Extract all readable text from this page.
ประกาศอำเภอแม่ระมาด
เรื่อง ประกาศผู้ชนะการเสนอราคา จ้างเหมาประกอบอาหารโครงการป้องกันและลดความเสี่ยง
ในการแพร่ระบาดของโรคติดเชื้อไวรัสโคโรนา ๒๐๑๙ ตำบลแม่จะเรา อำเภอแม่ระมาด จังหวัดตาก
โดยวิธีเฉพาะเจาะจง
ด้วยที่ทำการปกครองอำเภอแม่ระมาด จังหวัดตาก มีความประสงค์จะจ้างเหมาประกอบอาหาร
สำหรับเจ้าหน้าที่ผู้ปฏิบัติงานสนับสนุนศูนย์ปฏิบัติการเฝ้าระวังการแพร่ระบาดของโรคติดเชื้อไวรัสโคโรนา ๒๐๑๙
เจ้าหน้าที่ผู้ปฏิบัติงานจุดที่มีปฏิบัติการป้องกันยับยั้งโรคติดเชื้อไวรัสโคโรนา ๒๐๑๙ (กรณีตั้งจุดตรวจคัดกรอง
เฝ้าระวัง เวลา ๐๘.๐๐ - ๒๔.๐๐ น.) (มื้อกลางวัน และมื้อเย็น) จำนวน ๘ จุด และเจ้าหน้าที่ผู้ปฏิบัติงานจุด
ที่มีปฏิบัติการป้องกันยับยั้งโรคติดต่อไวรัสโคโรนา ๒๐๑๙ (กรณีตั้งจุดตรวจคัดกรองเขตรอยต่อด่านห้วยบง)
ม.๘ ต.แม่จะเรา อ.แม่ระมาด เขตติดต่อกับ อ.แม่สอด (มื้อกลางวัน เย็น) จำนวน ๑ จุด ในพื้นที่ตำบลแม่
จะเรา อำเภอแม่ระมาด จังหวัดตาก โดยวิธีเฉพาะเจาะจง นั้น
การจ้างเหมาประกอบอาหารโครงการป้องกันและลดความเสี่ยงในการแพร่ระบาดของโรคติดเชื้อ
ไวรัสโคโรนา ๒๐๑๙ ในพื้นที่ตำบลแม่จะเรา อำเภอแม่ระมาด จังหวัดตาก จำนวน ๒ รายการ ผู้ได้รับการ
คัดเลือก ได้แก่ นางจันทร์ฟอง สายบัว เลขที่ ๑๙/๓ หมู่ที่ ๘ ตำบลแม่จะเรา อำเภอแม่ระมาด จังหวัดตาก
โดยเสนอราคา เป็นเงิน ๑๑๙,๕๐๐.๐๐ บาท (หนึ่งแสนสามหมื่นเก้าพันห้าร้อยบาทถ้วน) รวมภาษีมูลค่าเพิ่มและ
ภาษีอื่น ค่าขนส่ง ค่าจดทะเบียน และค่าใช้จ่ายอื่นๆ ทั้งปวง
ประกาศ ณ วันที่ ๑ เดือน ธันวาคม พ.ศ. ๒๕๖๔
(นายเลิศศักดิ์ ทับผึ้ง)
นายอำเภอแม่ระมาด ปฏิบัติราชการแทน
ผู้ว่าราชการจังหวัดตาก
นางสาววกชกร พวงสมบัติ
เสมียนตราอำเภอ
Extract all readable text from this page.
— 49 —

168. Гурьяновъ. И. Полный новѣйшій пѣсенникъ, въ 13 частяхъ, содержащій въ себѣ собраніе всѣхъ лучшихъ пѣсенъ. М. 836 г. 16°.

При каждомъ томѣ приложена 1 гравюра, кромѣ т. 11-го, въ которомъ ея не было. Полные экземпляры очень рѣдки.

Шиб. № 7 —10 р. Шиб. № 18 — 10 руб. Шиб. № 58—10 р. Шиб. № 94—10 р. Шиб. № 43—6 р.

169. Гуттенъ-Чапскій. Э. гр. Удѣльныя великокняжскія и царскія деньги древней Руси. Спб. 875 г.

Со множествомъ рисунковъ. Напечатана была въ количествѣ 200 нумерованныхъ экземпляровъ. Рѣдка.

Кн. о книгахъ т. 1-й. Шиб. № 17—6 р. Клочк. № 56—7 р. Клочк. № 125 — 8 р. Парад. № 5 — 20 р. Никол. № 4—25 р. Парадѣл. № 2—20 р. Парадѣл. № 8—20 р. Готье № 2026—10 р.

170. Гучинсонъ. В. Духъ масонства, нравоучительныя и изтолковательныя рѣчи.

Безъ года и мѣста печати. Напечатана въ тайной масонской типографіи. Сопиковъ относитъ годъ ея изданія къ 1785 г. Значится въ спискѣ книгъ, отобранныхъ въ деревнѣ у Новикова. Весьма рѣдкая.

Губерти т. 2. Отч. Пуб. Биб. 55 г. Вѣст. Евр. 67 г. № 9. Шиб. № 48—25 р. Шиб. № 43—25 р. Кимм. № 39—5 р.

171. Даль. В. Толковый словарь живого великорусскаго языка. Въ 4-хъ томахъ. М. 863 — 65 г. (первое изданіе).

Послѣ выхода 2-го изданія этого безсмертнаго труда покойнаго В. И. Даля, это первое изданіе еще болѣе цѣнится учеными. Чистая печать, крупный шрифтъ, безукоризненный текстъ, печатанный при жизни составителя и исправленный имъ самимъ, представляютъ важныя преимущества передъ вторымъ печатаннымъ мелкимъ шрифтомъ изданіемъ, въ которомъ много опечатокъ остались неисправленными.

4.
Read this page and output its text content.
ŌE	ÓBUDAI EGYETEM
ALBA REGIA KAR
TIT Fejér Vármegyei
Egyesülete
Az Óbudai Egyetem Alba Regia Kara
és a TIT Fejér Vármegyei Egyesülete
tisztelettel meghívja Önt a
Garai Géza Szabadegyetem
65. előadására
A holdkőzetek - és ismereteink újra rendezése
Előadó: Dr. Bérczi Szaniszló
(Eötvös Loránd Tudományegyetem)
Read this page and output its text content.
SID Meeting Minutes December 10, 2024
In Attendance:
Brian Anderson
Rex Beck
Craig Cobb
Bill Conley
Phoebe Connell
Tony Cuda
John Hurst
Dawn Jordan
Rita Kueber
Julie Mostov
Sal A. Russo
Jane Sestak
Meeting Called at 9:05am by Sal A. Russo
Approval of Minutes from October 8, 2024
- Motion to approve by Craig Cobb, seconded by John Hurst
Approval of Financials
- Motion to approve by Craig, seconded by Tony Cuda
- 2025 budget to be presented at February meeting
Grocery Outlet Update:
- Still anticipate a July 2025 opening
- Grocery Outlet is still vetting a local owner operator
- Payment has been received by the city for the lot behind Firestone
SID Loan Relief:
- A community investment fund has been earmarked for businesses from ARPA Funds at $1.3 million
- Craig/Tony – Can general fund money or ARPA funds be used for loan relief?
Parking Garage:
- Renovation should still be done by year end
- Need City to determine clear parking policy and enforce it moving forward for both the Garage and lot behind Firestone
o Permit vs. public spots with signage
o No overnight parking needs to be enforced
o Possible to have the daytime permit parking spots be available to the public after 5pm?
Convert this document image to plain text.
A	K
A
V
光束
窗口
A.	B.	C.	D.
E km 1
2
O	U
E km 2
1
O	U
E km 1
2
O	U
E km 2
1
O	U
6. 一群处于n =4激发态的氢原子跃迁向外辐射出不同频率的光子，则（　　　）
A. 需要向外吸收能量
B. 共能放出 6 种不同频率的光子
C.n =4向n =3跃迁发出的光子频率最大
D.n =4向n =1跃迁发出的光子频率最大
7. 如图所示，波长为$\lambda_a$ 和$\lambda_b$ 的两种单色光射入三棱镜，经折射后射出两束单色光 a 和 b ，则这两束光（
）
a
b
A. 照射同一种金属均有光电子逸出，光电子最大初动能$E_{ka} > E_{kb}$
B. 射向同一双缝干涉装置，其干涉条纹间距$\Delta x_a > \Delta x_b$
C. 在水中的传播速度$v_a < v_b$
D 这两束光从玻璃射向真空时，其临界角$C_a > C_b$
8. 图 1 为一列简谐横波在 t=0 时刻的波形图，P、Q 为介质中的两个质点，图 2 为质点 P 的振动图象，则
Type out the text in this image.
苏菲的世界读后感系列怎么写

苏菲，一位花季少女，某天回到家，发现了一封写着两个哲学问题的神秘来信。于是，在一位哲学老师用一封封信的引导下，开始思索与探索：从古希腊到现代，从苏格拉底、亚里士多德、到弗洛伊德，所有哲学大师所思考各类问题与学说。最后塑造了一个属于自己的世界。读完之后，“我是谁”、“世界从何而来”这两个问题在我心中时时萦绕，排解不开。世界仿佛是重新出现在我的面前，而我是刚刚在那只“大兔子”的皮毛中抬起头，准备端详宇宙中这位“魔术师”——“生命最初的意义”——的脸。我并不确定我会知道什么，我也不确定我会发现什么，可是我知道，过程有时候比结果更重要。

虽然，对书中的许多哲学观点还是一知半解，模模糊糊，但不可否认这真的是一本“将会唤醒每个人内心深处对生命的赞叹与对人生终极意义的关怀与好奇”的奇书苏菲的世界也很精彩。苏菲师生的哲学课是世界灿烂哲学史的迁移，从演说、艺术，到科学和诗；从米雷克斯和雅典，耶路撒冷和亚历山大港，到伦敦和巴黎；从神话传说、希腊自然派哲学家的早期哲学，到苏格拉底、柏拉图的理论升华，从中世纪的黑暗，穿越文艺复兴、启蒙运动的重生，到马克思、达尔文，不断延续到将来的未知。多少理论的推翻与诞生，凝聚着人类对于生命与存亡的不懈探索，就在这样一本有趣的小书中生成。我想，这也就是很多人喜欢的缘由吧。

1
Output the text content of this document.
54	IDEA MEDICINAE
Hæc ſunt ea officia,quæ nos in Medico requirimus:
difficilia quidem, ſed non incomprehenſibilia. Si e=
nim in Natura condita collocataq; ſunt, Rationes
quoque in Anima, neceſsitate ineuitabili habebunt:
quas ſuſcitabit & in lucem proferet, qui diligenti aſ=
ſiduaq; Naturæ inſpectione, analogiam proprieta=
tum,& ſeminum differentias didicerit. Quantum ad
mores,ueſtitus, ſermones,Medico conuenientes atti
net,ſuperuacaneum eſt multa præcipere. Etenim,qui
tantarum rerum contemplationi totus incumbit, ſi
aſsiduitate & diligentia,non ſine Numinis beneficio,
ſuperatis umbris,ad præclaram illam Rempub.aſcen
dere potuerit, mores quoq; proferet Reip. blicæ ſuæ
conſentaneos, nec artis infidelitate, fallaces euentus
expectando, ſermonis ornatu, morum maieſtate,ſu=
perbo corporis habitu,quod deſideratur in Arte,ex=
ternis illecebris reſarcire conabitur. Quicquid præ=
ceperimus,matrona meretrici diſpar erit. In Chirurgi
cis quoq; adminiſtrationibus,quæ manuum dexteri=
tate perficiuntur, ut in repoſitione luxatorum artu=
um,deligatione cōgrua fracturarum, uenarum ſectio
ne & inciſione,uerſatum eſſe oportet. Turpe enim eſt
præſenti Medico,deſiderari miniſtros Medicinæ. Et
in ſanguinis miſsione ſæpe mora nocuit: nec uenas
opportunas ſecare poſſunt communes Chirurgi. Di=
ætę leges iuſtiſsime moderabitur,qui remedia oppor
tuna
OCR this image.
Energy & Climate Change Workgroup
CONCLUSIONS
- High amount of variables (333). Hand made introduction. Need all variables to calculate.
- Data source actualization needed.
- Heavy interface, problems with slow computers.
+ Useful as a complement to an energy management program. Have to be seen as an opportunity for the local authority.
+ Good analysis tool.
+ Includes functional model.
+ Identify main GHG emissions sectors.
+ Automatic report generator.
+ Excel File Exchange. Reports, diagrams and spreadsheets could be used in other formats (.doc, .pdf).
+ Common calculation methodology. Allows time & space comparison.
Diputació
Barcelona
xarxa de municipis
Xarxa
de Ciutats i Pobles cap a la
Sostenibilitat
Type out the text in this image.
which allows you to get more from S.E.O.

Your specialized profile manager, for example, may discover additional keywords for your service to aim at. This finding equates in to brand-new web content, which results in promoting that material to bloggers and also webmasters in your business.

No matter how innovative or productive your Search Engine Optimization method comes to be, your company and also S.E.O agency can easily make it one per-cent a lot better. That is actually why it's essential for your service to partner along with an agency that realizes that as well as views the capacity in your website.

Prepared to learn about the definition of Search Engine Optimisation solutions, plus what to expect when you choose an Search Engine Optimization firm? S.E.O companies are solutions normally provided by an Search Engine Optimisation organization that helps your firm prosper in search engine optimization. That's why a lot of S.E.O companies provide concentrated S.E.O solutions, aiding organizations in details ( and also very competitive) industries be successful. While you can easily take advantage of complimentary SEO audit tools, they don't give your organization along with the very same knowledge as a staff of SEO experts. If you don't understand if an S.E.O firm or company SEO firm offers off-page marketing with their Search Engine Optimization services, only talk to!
■ ■ ■ ■
[Exercise]: Track down the lines that include the word "local" and copy them.

[Solved problem]:
- Grocery Outlet is still vetting a local owner operator
+ Useful as a complement to an energy management program. Have to be seen as an opportunity for the local authority.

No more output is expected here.